[start]
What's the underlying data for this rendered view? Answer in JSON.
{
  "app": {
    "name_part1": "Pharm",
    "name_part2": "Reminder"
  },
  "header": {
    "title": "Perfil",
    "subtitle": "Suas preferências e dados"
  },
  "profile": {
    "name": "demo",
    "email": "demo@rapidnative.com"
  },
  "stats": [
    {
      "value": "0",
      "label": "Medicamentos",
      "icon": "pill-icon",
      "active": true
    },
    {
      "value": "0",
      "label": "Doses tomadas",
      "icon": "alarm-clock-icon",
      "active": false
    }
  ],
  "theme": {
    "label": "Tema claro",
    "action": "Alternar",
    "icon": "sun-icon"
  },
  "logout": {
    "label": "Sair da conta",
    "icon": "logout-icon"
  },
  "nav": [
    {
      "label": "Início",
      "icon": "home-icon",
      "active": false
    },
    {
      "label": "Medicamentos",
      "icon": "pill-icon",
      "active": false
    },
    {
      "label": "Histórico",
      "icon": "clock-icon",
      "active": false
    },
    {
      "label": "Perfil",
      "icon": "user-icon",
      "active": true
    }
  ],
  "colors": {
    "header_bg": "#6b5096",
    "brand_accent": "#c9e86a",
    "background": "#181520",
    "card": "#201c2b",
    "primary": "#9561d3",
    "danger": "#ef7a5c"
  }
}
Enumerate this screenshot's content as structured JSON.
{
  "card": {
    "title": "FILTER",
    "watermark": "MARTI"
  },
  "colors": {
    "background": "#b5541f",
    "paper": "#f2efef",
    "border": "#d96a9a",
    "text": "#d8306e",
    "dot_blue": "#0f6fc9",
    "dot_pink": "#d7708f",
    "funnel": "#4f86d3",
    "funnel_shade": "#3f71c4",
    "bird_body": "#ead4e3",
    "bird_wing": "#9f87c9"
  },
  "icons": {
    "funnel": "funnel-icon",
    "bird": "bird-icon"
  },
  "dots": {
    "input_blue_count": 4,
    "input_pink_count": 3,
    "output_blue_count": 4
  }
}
[end]
Above are some records; repeat all of them exactly.

**Result of the exercise:**
What's the underlying data for this rendered view? Answer in JSON.
{
  "app": {
    "name_part1": "Pharm",
    "name_part2": "Reminder"
  },
  "header": {
    "title": "Perfil",
    "subtitle": "Suas preferências e dados"
  },
  "profile": {
    "name": "demo",
    "email": "demo@rapidnative.com"
  },
  "stats": [
    {
      "value": "0",
      "label": "Medicamentos",
      "icon": "pill-icon",
      "active": true
    },
    {
      "value": "0",
      "label": "Doses tomadas",
      "icon": "alarm-clock-icon",
      "active": false
    }
  ],
  "theme": {
    "label": "Tema claro",
    "action": "Alternar",
    "icon": "sun-icon"
  },
  "logout": {
    "label": "Sair da conta",
    "icon": "logout-icon"
  },
  "nav": [
    {
      "label": "Início",
      "icon": "home-icon",
      "active": false
    },
    {
      "label": "Medicamentos",
      "icon": "pill-icon",
      "active": false
    },
    {
      "label": "Histórico",
      "icon": "clock-icon",
      "active": false
    },
    {
      "label": "Perfil",
      "icon": "user-icon",
      "active": true
    }
  ],
  "colors": {
    "header_bg": "#6b5096",
    "brand_accent": "#c9e86a",
    "background": "#181520",
    "card": "#201c2b",
    "primary": "#9561d3",
    "danger": "#ef7a5c"
  }
}
Enumerate this screenshot's content as structured JSON.
{
  "card": {
    "title": "FILTER",
    "watermark": "MARTI"
  },
  "colors": {
    "background": "#b5541f",
    "paper": "#f2efef",
    "border": "#d96a9a",
    "text": "#d8306e",
    "dot_blue": "#0f6fc9",
    "dot_pink": "#d7708f",
    "funnel": "#4f86d3",
    "funnel_shade": "#3f71c4",
    "bird_body": "#ead4e3",
    "bird_wing": "#9f87c9"
  },
  "icons": {
    "funnel": "funnel-icon",
    "bird": "bird-icon"
  },
  "dots": {
    "input_blue_count": 4,
    "input_pink_count": 3,
    "output_blue_count": 4
  }
}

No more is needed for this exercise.